>> START Data in this exercise

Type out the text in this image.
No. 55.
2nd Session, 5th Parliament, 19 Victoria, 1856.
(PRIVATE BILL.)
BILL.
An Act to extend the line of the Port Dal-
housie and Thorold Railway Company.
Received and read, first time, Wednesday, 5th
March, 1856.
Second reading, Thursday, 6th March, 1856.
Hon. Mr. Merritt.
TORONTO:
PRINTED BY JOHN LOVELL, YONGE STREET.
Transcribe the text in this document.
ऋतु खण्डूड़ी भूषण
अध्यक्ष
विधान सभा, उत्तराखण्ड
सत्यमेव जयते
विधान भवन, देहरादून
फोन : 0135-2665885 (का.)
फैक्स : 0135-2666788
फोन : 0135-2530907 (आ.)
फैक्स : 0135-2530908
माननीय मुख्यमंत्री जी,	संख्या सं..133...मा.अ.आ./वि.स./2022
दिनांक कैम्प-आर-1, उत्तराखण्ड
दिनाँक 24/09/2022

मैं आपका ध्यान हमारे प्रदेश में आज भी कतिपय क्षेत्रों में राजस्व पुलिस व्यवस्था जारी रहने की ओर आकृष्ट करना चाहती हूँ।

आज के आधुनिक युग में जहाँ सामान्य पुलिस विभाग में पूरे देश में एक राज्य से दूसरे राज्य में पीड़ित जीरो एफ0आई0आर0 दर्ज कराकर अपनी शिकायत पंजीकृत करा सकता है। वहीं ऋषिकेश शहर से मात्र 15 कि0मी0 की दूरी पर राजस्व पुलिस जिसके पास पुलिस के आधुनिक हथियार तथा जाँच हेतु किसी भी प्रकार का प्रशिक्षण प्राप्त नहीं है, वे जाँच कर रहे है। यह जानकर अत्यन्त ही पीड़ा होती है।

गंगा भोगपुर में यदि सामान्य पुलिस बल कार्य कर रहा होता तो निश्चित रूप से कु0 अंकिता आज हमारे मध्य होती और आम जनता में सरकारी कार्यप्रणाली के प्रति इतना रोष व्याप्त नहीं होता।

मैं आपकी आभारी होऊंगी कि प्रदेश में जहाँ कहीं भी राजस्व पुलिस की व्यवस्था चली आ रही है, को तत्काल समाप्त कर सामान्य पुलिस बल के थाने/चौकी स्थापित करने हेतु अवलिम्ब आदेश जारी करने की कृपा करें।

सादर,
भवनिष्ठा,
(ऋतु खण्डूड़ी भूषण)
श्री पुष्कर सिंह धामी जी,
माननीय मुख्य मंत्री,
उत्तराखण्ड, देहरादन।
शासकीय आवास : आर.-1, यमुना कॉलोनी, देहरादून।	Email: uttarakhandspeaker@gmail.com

>> END Data in this exercise

Copy all data exactly, start to finish.

Type out the text in this image.
No. 55.
2nd Session, 5th Parliament, 19 Victoria, 1856.
(PRIVATE BILL.)
BILL.
An Act to extend the line of the Port Dal-
housie and Thorold Railway Company.
Received and read, first time, Wednesday, 5th
March, 1856.
Second reading, Thursday, 6th March, 1856.
Hon. Mr. Merritt.
TORONTO:
PRINTED BY JOHN LOVELL, YONGE STREET.
Transcribe the text in this document.
ऋतु खण्डूड़ी भूषण
अध्यक्ष
विधान सभा, उत्तराखण्ड
सत्यमेव जयते
विधान भवन, देहरादून
फोन : 0135-2665885 (का.)
फैक्स : 0135-2666788
फोन : 0135-2530907 (आ.)
फैक्स : 0135-2530908
माननीय मुख्यमंत्री जी,	संख्या सं..133...मा.अ.आ./वि.स./2022
दिनांक कैम्प-आर-1, उत्तराखण्ड
दिनाँक 24/09/2022

मैं आपका ध्यान हमारे प्रदेश में आज भी कतिपय क्षेत्रों में राजस्व पुलिस व्यवस्था जारी रहने की ओर आकृष्ट करना चाहती हूँ।

आज के आधुनिक युग में जहाँ सामान्य पुलिस विभाग में पूरे देश में एक राज्य से दूसरे राज्य में पीड़ित जीरो एफ0आई0आर0 दर्ज कराकर अपनी शिकायत पंजीकृत करा सकता है। वहीं ऋषिकेश शहर से मात्र 15 कि0मी0 की दूरी पर राजस्व पुलिस जिसके पास पुलिस के आधुनिक हथियार तथा जाँच हेतु किसी भी प्रकार का प्रशिक्षण प्राप्त नहीं है, वे जाँच कर रहे है। यह जानकर अत्यन्त ही पीड़ा होती है।

गंगा भोगपुर में यदि सामान्य पुलिस बल कार्य कर रहा होता तो निश्चित रूप से कु0 अंकिता आज हमारे मध्य होती और आम जनता में सरकारी कार्यप्रणाली के प्रति इतना रोष व्याप्त नहीं होता।

मैं आपकी आभारी होऊंगी कि प्रदेश में जहाँ कहीं भी राजस्व पुलिस की व्यवस्था चली आ रही है, को तत्काल समाप्त कर सामान्य पुलिस बल के थाने/चौकी स्थापित करने हेतु अवलिम्ब आदेश जारी करने की कृपा करें।

सादर,
भवनिष्ठा,
(ऋतु खण्डूड़ी भूषण)
श्री पुष्कर सिंह धामी जी,
माननीय मुख्य मंत्री,
उत्तराखण्ड, देहरादन।
शासकीय आवास : आर.-1, यमुना कॉलोनी, देहरादून।	Email: uttarakhandspeaker@gmail.com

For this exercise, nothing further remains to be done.